**What to work on:** Search the material for the string "thực", then return every line where it is found.

(Stored records)

---*---

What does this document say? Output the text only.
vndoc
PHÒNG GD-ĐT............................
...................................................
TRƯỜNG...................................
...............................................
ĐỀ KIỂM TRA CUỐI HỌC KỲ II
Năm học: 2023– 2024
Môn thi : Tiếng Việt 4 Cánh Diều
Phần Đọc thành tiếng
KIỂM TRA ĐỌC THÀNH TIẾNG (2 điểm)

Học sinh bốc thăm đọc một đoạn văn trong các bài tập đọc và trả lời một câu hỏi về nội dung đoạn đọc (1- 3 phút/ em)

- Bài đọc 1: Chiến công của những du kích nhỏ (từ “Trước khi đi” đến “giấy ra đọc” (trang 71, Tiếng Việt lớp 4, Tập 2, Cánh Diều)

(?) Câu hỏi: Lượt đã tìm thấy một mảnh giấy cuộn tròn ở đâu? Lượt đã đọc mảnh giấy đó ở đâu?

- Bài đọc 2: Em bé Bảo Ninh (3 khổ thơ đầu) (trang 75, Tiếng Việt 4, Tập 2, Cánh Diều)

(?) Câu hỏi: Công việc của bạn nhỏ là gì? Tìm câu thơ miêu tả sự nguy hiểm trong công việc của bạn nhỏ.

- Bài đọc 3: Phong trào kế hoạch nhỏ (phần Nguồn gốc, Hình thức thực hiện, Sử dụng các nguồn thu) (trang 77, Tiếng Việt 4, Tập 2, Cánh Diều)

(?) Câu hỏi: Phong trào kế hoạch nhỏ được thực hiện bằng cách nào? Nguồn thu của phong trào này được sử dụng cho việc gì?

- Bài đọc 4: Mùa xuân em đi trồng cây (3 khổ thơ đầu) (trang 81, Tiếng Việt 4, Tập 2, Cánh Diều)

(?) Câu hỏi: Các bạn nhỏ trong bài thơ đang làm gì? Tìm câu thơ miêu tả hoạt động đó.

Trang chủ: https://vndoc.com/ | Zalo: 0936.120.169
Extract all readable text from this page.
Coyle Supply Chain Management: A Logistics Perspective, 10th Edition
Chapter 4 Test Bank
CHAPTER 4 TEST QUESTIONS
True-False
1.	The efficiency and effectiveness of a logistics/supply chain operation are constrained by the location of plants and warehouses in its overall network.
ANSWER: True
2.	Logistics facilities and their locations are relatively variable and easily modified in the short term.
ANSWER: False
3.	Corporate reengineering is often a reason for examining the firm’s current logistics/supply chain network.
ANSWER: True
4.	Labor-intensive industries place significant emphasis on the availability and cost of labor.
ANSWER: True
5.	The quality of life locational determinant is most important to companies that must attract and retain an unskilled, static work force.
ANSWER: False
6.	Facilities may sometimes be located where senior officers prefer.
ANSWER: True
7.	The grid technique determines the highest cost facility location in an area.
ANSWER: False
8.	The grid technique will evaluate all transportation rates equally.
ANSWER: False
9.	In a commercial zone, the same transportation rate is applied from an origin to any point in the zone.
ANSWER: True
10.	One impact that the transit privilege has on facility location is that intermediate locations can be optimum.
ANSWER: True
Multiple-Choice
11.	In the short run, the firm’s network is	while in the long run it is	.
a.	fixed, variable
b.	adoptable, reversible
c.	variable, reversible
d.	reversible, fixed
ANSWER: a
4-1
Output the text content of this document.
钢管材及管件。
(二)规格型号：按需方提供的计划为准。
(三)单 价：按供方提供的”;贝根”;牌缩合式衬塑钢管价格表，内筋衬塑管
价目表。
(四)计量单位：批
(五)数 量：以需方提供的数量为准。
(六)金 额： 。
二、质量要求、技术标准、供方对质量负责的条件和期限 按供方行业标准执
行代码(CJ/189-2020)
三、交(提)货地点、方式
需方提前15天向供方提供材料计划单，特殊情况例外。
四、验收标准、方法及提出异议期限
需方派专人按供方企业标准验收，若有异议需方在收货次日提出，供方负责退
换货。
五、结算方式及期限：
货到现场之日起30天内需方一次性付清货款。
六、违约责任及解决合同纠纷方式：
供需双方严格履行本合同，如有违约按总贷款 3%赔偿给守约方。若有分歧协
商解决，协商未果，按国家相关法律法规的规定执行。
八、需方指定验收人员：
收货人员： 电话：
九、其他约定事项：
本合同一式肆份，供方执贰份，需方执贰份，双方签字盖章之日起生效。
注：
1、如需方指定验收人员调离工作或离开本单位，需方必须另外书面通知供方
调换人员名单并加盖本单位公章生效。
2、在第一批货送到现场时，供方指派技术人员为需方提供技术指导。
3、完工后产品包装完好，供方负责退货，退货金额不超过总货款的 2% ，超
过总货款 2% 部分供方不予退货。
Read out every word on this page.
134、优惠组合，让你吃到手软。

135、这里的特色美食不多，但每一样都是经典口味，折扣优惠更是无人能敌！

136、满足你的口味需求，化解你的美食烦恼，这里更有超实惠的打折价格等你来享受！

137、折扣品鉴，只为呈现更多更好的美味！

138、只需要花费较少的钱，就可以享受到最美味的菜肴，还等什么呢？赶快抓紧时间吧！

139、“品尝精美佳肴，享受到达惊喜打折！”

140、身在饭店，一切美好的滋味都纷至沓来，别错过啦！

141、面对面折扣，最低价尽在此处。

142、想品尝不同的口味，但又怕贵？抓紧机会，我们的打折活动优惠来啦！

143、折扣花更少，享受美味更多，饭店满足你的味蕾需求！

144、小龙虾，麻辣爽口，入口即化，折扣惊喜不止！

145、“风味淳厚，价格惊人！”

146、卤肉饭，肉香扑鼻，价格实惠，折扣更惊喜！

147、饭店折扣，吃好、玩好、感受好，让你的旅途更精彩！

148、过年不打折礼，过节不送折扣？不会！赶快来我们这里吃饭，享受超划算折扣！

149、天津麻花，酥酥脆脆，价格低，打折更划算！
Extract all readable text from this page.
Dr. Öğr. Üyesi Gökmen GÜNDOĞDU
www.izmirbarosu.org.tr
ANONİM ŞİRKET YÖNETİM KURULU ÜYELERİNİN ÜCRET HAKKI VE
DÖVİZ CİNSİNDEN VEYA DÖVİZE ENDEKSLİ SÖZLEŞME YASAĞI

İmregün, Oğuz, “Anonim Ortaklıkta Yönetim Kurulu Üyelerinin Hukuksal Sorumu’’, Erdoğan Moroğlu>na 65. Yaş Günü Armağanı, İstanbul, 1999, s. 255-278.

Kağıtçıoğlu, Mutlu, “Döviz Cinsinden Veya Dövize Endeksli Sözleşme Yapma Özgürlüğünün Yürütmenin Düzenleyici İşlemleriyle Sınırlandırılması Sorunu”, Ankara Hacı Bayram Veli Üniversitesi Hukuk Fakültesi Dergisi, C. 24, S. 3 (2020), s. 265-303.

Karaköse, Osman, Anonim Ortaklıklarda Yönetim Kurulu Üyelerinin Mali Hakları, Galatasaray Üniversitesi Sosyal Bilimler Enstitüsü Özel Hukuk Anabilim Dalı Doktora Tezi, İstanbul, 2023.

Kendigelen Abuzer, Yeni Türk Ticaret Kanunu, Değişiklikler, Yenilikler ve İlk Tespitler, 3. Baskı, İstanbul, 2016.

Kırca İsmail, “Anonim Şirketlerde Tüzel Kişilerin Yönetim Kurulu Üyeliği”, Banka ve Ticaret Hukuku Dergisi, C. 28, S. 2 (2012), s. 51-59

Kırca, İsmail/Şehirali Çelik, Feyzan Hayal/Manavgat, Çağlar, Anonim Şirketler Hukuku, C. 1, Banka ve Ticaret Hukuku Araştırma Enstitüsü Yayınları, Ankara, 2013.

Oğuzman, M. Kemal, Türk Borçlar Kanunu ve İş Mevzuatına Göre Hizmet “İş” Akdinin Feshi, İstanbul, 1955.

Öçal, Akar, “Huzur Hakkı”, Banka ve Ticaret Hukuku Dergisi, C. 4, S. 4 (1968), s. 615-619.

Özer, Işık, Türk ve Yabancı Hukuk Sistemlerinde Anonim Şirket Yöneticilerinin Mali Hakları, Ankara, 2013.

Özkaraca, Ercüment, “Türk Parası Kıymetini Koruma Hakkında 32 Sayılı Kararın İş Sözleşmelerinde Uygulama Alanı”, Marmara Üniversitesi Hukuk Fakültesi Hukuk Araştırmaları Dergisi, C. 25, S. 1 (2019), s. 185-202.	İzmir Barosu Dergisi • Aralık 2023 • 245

---*---

**Task output:**
- Bài đọc 3: Phong trào kế hoạch nhỏ (phần Nguồn gốc, Hình thức thực hiện, Sử dụng các nguồn thu) (trang 77, Tiếng Việt 4, Tập 2, Cánh Diều)
(?) Câu hỏi: Phong trào kế hoạch nhỏ được thực hiện bằng cách nào? Nguồn thu của phong trào này được sử dụng cho việc gì?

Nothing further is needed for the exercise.